**What the task asks:**
Look through the records below, and copy out every line that holds the string "CLASIFICADA".

**Dataset records:**

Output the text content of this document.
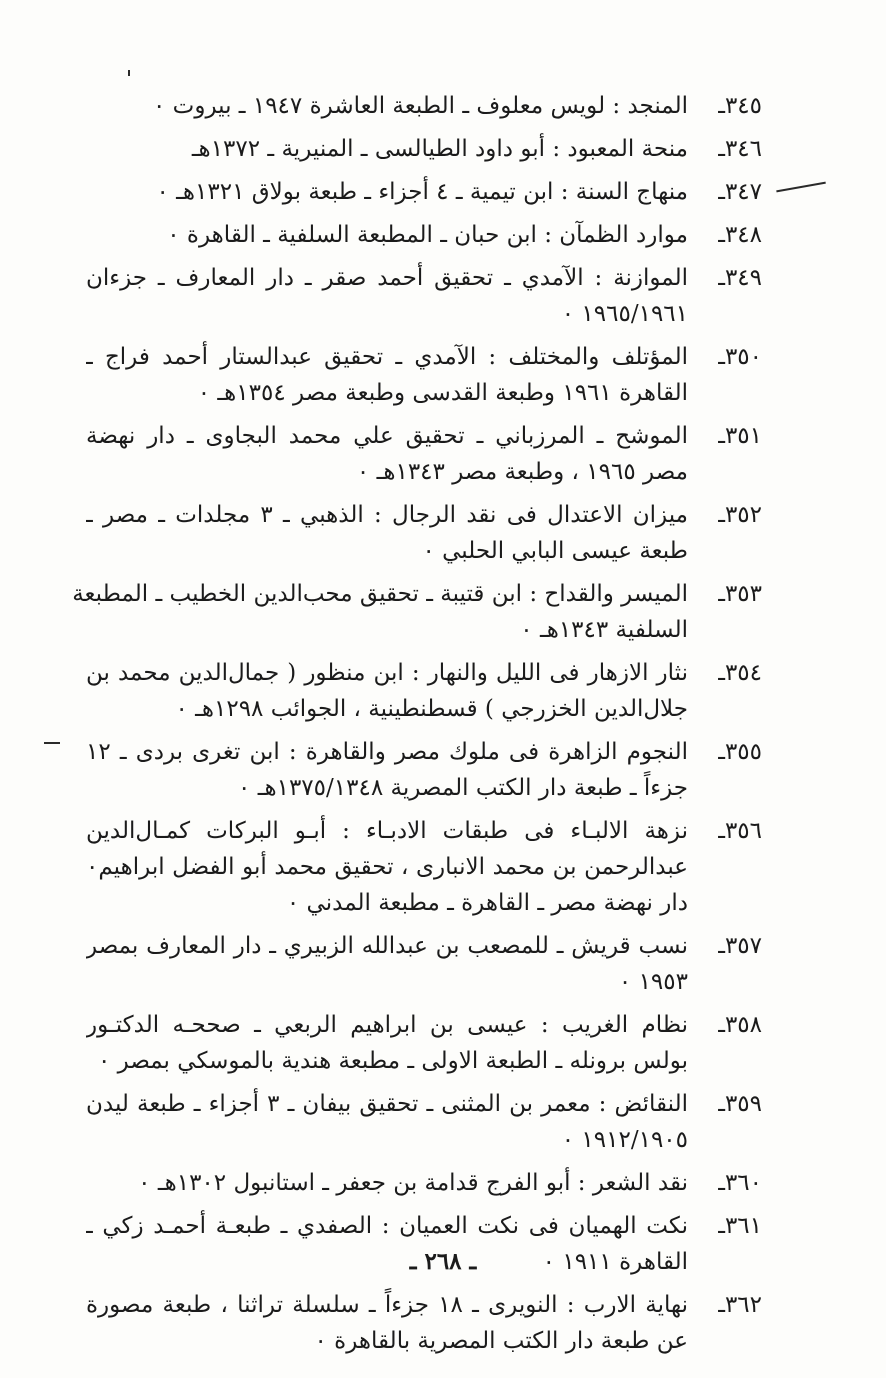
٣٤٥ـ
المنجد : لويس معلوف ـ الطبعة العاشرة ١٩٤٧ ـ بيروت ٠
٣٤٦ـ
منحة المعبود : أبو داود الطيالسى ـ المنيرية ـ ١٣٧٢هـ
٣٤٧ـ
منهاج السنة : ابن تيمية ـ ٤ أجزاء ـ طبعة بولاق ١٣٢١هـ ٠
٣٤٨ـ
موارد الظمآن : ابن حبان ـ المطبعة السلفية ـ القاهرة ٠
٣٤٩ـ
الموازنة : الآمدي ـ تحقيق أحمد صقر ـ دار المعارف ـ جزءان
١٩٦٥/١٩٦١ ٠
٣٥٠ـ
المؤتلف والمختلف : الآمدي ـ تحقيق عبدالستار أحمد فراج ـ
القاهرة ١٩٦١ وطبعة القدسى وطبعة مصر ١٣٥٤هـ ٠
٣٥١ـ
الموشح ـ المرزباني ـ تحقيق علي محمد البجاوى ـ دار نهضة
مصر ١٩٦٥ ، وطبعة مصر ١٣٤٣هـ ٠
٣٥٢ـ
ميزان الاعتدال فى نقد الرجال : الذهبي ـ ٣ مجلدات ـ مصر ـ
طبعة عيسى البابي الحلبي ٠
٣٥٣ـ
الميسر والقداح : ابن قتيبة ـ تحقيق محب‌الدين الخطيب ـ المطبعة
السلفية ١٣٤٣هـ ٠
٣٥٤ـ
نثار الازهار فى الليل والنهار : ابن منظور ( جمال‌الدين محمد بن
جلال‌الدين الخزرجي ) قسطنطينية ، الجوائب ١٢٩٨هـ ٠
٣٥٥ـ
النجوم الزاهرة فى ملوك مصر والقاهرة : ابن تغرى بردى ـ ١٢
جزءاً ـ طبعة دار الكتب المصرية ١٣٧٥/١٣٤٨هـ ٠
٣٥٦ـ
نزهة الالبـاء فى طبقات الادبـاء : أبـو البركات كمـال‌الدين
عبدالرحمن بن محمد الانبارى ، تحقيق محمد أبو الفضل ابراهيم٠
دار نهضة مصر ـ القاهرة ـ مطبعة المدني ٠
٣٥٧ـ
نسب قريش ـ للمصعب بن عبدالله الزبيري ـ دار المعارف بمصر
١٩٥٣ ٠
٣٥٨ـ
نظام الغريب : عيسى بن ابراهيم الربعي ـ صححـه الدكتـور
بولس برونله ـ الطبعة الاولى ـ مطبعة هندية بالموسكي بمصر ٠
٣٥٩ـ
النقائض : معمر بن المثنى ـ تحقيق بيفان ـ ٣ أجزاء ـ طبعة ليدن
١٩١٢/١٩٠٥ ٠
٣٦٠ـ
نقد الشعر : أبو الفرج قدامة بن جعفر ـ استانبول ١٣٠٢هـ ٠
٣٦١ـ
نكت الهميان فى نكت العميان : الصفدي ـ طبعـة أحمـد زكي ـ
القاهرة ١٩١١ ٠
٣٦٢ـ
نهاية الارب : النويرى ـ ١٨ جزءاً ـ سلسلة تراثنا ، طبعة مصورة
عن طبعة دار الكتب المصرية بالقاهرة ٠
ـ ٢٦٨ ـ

---

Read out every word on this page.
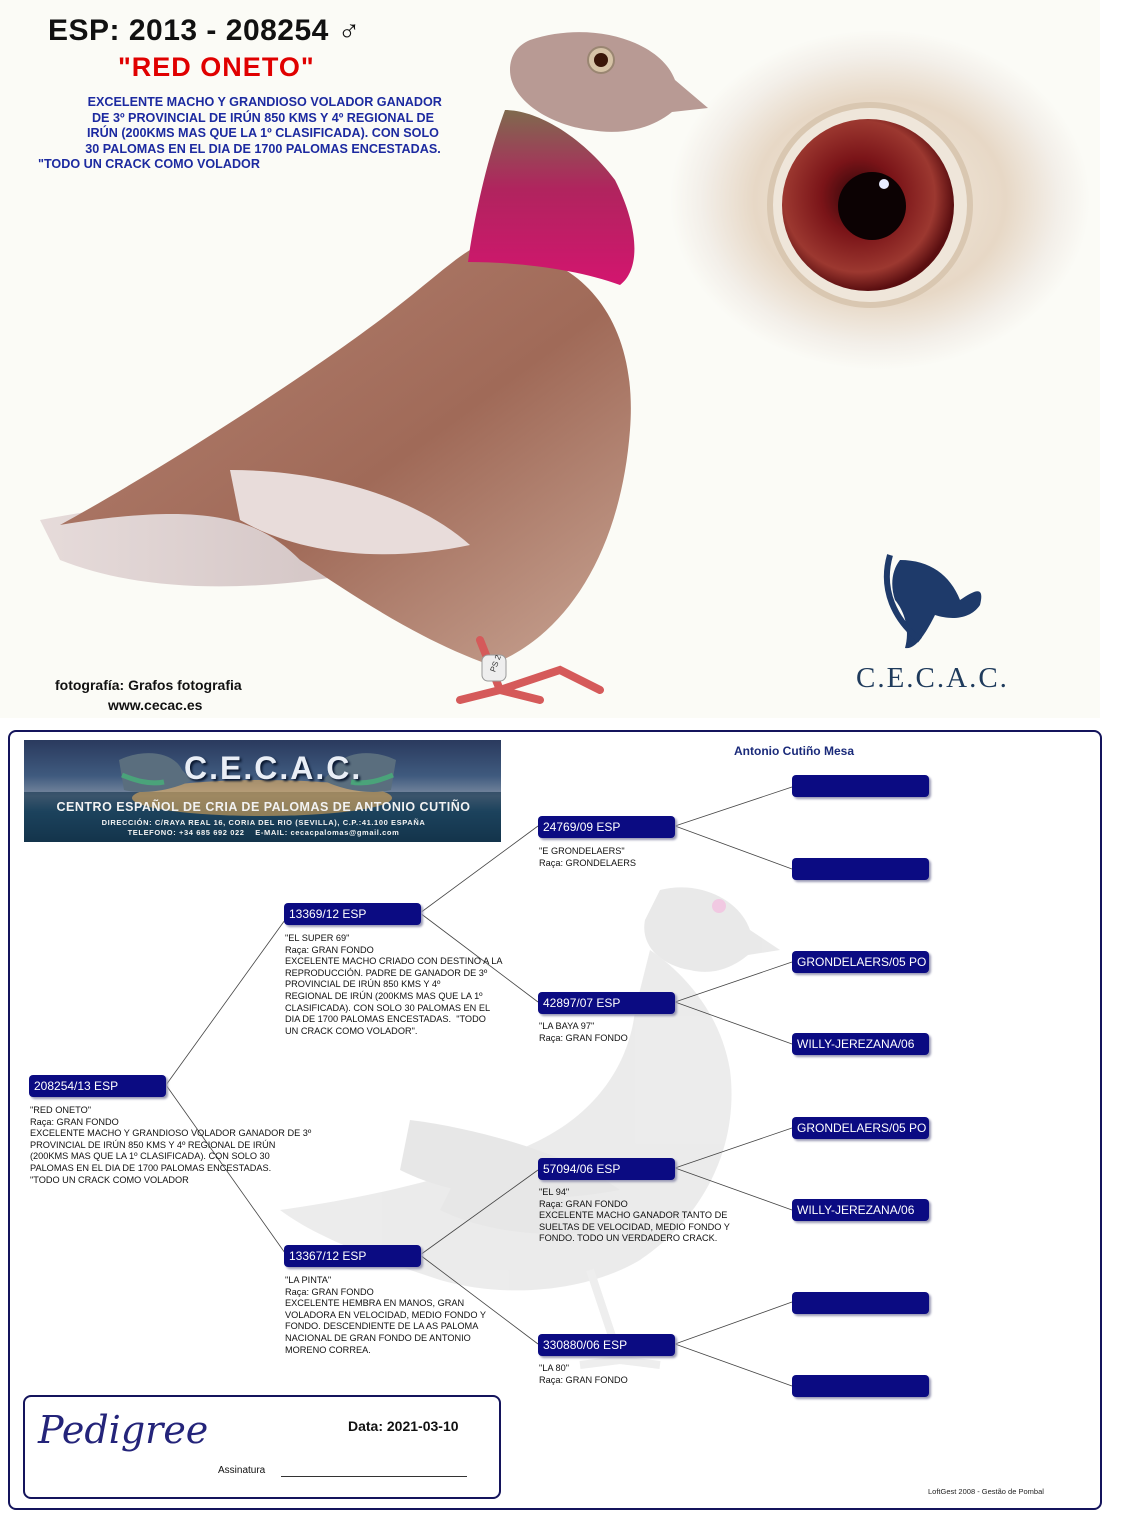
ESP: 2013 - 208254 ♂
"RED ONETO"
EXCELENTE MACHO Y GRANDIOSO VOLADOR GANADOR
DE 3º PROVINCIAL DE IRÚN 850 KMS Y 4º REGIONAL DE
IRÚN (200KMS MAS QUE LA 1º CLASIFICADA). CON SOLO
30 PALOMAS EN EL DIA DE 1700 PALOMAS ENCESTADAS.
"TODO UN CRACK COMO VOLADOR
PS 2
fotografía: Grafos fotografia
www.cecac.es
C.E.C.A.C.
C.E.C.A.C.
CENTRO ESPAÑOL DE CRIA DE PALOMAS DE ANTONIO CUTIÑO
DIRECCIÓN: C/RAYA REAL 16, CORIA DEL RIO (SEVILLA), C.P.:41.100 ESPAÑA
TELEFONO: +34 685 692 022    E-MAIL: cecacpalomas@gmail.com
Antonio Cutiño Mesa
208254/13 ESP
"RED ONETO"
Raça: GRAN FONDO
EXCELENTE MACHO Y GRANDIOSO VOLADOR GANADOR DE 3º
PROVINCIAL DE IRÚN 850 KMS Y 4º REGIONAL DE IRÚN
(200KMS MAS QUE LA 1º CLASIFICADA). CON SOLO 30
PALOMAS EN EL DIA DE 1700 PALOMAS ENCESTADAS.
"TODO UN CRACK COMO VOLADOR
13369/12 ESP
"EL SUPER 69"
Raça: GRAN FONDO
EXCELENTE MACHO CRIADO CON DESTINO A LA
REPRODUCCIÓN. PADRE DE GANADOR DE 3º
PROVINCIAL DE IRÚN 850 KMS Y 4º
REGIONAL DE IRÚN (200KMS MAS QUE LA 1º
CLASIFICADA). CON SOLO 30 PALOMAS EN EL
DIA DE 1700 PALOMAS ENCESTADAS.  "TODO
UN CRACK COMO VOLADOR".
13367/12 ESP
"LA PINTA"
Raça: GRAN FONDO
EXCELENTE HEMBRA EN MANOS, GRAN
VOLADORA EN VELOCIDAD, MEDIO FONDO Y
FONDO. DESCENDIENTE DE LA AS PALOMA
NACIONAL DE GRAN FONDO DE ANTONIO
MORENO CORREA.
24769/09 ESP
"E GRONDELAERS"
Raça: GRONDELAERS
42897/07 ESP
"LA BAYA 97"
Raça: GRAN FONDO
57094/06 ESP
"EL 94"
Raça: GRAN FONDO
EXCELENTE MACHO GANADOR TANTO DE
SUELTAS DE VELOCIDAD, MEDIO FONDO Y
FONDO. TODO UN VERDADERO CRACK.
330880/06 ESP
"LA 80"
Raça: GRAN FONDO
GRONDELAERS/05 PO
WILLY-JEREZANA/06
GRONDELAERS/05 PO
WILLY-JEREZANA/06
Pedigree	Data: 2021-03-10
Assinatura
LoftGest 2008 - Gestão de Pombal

**The reply:**
IRÚN (200KMS MAS QUE LA 1º CLASIFICADA). CON SOLO
(200KMS MAS QUE LA 1º CLASIFICADA). CON SOLO 30
CLASIFICADA). CON SOLO 30 PALOMAS EN EL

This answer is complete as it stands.